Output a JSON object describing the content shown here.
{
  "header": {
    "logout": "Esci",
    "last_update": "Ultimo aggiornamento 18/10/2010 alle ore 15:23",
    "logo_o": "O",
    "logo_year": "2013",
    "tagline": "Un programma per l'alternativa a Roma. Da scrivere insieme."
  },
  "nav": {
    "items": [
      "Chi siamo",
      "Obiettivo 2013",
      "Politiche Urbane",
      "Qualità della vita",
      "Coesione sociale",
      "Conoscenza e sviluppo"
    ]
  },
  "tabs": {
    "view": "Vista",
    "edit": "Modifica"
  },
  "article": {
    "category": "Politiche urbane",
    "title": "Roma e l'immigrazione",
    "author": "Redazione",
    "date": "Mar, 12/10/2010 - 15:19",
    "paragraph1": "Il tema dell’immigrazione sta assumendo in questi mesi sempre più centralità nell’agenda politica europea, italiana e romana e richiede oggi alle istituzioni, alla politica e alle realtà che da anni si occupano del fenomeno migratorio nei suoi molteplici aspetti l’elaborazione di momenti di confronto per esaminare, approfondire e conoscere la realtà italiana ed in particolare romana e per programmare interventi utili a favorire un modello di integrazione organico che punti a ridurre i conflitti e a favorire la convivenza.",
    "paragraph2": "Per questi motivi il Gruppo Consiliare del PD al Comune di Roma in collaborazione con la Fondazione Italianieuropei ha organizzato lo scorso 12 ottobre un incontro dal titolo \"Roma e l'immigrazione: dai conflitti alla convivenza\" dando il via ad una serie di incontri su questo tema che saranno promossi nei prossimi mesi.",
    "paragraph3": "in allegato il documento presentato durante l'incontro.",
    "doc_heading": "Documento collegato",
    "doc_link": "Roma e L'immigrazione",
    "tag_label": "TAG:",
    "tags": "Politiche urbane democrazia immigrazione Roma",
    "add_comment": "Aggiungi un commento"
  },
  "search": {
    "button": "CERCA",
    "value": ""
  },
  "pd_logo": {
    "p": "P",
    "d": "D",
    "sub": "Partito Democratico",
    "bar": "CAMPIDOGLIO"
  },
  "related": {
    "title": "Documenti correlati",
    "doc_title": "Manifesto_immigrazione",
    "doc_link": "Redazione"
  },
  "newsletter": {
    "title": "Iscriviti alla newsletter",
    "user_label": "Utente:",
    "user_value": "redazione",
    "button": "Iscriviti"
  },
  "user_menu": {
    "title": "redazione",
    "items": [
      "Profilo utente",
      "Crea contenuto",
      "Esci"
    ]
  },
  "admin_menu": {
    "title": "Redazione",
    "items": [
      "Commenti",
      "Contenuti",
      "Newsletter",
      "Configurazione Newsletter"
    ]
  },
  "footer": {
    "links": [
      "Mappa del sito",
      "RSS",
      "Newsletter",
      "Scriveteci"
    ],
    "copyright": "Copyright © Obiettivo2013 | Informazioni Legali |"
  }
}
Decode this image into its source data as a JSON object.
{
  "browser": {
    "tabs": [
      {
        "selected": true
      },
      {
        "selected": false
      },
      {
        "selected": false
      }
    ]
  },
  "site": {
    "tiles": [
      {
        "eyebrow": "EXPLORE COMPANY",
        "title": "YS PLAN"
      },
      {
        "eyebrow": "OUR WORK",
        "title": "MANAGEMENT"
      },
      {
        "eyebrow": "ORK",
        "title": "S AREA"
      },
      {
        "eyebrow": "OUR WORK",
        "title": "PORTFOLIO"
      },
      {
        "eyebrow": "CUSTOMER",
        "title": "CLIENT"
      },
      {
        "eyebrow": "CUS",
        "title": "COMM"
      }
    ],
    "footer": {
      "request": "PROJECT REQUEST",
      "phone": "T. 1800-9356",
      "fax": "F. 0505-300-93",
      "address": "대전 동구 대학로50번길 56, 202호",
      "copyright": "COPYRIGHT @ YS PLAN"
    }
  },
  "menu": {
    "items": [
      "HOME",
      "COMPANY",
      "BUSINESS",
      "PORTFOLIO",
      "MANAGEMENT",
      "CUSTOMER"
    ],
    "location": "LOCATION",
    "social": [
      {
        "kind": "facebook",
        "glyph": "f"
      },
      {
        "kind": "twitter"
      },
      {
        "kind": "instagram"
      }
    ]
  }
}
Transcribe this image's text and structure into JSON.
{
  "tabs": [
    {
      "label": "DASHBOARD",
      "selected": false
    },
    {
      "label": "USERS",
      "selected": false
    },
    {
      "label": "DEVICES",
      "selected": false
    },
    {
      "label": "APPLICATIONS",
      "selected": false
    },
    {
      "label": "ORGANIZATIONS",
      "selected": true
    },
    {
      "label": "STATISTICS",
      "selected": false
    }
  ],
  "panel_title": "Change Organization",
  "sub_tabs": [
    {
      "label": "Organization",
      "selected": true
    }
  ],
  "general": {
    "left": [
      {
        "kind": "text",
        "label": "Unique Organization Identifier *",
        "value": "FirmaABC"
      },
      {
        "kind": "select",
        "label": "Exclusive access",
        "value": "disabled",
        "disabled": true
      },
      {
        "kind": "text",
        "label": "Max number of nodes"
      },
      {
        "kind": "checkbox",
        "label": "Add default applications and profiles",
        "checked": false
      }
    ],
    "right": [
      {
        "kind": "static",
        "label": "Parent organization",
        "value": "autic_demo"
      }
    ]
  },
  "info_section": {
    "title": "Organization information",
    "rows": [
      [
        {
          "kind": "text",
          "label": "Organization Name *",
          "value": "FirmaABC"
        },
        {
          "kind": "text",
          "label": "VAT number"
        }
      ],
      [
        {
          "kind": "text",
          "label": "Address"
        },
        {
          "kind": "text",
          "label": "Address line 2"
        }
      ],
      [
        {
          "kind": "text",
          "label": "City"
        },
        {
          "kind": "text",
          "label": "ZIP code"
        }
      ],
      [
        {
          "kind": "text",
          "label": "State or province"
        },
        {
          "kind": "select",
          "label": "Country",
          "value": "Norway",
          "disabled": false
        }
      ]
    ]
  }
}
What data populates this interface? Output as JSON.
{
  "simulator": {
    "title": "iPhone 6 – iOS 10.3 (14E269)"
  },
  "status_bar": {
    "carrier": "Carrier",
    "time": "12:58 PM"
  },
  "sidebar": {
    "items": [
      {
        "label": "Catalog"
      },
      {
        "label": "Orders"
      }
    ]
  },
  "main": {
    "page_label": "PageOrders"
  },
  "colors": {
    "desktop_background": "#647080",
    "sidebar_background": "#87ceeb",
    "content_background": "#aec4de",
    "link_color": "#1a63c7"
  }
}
____________________
■ TASK
Reply with the number of lines in the data that include the string "into" and nothing else.

■ WORKED ANSWER
2